= CONSEGNE =
1) Risponda alle seguenti domande basandosi sul testo citato, indicando le risposte con le stesse lettere:
(a) Per quante settimane il gruppo è stato ospitato?
(b) A quali figure storiche viene paragonato lo scempio temuto della Zandecasa?
(c) Che cosa faceva il gruppo durante le pause per cercare lavoro?
2) Trasformi in un elenco puntato il paragrafo del testo citato che inizia con "Li ho visti impegnarsi", conservandone i fatti principali.
3) Riscriva la parte del testo citato che va da "Lo confesso: all’inizio" fino a "educato e curioso.", sostituendo "Zandecasa" con "nostra sede".
== TESTO CITATO ==
Lo confesso: all’inizio ero terrorizzata
Pensavo, molto stupidamente, che avrebbero fatto scempio della Zandecasa come manco Attila e gli Unni nei bei tempi che furono. Invece mi sono trovata davanti un gruppo caciarone e sopra le righe, ma educato e curioso.
Nelle 6 settimane in cui li abbiamo avuti con noi, hanno dimostrato di saper fare gruppo e di saper andare oltre le loro differenze caratteriali, personali, geografiche.
Li ho visti impegnarsi, senza mai saltare una lezione, anche al sabato, anche con gli scioperi. Li ho visti fare telefonate alle agenzie, nelle pause, per cercare lavoro. Li ho visti ballare mille volte sulle note del remix di “Genitore 1, Genitore 2: sono Giorgiaaaa, sono una donnaaaa” (se non sai di cosa parlo, ti consiglio di correre sul webbe e cercare). Li ho visti fare attenzione a differenziare i rifiuti che producevano, a chiedere mortificati una scopa per pulire quando facevano casino, a ridere fortissimo prendendosi per il culo a vicenda.
===
== SEZIONE DATI ==
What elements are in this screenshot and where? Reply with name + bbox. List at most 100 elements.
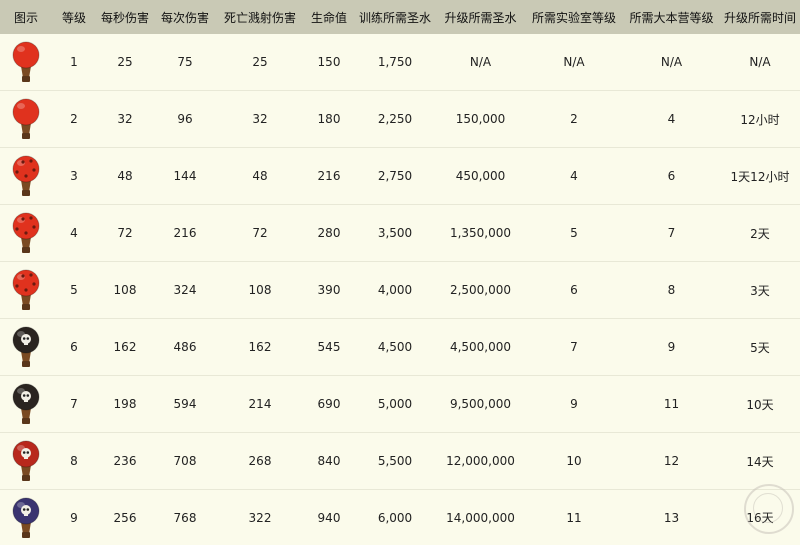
===
= RISULTATI =
1)
(a) Per 6 settimane.
(b) Ad Attila e agli Unni.
(c) Telefonava alle agenzie.

2)
- Si sono impegnati senza mai saltare una lezione, anche di sabato e durante gli scioperi.
- Nelle pause hanno telefonato alle agenzie per cercare lavoro.
- Hanno ballato innumerevoli volte sul remix di "Genitore 1, Genitore 2: sono Giorgiaaaa, sono una donnaaaa".
- Hanno fatto attenzione alla raccolta differenziata dei rifiuti che producevano.
- Quando facevano confusione, chiedevano mortificati una scopa per pulire.
- Ridevano fortissimo prendendosi in giro a vicenda.

3)
Lo confesso: all’inizio ero terrorizzata
Pensavo, molto stupidamente, che avrebbero fatto scempio della nostra sede come manco Attila e gli Unni nei bei tempi che furono. Invece mi sono trovata davanti un gruppo caciarone e sopra le righe, ma educato e curioso.